Using the listing below, select the lines with the word "period" and copy them.
# Start of RECORDS SUPPLIED
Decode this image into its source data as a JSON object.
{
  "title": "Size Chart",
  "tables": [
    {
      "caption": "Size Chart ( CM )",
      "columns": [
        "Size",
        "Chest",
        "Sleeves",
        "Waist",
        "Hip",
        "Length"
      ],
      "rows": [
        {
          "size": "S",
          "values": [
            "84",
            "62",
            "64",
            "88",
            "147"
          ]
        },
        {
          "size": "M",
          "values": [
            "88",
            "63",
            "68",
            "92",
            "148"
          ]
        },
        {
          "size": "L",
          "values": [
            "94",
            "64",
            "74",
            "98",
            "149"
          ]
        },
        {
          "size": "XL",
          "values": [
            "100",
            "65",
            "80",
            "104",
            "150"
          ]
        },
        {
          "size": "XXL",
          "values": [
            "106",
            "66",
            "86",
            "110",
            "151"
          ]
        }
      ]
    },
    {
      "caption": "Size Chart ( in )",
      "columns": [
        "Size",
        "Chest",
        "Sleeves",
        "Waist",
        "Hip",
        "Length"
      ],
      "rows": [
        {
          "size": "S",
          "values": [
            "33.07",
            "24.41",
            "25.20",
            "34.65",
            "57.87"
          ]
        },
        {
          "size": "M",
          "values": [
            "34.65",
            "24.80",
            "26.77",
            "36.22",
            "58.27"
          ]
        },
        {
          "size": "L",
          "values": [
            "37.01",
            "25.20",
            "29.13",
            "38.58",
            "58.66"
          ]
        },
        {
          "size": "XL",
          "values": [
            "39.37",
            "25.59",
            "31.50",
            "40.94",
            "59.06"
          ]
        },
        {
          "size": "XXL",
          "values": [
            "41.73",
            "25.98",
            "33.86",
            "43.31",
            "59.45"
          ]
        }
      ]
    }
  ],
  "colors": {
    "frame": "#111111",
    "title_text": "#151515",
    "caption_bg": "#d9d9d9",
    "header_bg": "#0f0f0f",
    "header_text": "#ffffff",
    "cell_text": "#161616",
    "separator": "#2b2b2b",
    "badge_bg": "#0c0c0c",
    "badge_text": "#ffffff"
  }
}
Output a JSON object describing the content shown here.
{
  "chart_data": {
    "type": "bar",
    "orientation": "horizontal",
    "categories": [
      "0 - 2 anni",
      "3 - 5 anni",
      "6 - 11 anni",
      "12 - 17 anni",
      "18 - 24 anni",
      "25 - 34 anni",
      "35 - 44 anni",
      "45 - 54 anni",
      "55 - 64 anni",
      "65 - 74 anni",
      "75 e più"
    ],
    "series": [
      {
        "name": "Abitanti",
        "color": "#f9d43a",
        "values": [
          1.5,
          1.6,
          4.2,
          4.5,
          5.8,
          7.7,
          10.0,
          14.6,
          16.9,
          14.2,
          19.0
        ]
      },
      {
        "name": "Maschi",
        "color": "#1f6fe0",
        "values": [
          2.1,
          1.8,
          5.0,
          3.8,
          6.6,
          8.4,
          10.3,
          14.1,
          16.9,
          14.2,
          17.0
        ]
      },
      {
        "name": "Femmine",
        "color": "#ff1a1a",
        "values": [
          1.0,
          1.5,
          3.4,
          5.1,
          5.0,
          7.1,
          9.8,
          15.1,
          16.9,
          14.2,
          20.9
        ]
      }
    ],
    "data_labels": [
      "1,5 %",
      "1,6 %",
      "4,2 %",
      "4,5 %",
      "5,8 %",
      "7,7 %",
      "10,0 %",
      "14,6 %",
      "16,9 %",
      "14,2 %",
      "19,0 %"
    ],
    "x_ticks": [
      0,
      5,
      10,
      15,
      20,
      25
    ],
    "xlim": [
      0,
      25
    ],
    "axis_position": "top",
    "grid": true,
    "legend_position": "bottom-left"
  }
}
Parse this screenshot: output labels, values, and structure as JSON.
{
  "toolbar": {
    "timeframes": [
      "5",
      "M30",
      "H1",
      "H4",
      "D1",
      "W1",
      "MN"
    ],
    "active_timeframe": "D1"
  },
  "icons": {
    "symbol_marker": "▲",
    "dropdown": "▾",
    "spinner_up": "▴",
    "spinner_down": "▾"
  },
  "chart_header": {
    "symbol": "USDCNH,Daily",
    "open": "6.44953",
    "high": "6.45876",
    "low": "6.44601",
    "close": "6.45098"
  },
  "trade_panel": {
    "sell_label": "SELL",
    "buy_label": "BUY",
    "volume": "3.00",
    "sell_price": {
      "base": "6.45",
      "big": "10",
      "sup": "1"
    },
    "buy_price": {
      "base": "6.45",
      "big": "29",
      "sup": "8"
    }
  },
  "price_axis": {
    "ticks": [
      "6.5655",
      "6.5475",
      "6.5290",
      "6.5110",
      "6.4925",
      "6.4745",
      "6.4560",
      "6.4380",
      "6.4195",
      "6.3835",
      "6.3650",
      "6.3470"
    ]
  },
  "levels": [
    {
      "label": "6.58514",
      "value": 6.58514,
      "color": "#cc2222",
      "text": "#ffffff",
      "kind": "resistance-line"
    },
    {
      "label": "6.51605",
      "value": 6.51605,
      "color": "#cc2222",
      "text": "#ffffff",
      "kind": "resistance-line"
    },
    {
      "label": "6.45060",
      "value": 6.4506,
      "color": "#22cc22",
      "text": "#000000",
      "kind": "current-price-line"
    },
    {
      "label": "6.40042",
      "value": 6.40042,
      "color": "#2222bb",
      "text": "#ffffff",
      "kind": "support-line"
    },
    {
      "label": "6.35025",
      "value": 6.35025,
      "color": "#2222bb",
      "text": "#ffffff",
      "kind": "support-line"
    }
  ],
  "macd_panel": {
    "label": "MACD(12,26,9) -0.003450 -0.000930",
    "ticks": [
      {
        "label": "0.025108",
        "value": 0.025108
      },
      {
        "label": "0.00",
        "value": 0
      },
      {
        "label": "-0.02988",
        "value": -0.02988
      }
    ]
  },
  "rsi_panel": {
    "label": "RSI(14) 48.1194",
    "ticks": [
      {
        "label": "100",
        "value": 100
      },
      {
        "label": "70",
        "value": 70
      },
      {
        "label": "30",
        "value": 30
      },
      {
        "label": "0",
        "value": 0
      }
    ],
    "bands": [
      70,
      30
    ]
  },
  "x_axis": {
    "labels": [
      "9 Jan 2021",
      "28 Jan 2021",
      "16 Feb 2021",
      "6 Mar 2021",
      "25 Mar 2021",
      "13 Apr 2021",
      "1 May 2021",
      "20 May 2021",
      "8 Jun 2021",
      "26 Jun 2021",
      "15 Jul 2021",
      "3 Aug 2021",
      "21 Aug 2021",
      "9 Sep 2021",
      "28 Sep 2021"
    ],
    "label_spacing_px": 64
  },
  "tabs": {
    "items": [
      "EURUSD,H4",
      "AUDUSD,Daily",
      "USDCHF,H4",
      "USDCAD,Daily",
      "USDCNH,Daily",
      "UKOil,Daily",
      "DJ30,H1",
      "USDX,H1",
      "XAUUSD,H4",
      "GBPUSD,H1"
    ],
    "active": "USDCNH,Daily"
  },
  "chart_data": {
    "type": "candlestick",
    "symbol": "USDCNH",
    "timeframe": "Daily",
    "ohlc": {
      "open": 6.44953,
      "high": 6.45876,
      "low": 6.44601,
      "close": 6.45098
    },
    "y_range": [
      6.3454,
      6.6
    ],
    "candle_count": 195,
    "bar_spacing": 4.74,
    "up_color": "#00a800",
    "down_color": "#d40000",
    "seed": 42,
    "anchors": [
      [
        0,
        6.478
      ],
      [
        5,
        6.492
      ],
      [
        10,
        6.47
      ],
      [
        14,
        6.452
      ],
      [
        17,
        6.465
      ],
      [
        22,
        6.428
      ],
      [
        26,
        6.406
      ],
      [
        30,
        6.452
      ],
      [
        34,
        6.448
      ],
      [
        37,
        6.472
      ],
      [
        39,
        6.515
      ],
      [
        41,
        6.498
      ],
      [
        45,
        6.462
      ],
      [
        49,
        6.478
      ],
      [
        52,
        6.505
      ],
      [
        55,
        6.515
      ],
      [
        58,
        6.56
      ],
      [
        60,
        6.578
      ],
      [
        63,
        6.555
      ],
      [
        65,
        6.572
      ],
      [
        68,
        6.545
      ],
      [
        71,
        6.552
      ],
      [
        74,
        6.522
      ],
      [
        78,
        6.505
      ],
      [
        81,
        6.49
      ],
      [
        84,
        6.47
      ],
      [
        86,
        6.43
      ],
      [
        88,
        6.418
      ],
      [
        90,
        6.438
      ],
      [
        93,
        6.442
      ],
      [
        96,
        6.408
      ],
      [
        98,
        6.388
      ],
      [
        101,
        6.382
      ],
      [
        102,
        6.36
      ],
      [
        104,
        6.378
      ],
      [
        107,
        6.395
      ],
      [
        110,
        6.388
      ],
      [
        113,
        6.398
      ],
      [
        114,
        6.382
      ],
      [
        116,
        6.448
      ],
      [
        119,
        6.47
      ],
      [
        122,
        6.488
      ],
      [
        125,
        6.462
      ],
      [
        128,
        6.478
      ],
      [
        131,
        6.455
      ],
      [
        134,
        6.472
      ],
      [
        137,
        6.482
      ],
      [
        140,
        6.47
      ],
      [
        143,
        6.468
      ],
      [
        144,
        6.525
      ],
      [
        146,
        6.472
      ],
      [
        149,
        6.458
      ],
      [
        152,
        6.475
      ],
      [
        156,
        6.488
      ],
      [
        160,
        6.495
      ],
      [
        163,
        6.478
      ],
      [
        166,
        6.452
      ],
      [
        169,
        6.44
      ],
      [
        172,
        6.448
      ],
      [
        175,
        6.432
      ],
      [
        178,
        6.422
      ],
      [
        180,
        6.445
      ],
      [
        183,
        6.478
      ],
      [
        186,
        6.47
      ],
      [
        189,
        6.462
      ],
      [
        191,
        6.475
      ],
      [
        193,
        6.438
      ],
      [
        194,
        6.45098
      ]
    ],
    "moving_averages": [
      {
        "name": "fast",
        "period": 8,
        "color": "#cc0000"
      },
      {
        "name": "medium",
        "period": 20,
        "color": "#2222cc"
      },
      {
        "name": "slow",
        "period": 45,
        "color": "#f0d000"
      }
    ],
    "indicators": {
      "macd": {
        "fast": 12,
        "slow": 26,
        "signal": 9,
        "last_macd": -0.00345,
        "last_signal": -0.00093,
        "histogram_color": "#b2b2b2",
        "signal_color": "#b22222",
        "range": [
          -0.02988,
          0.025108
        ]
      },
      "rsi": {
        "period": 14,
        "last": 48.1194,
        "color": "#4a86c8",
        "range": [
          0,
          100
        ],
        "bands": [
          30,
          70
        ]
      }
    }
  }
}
# End of RECORDS SUPPLIED
» **FINISHED TASK**
        "period": 8,
        "period": 20,
        "period": 45,
        "period": 14,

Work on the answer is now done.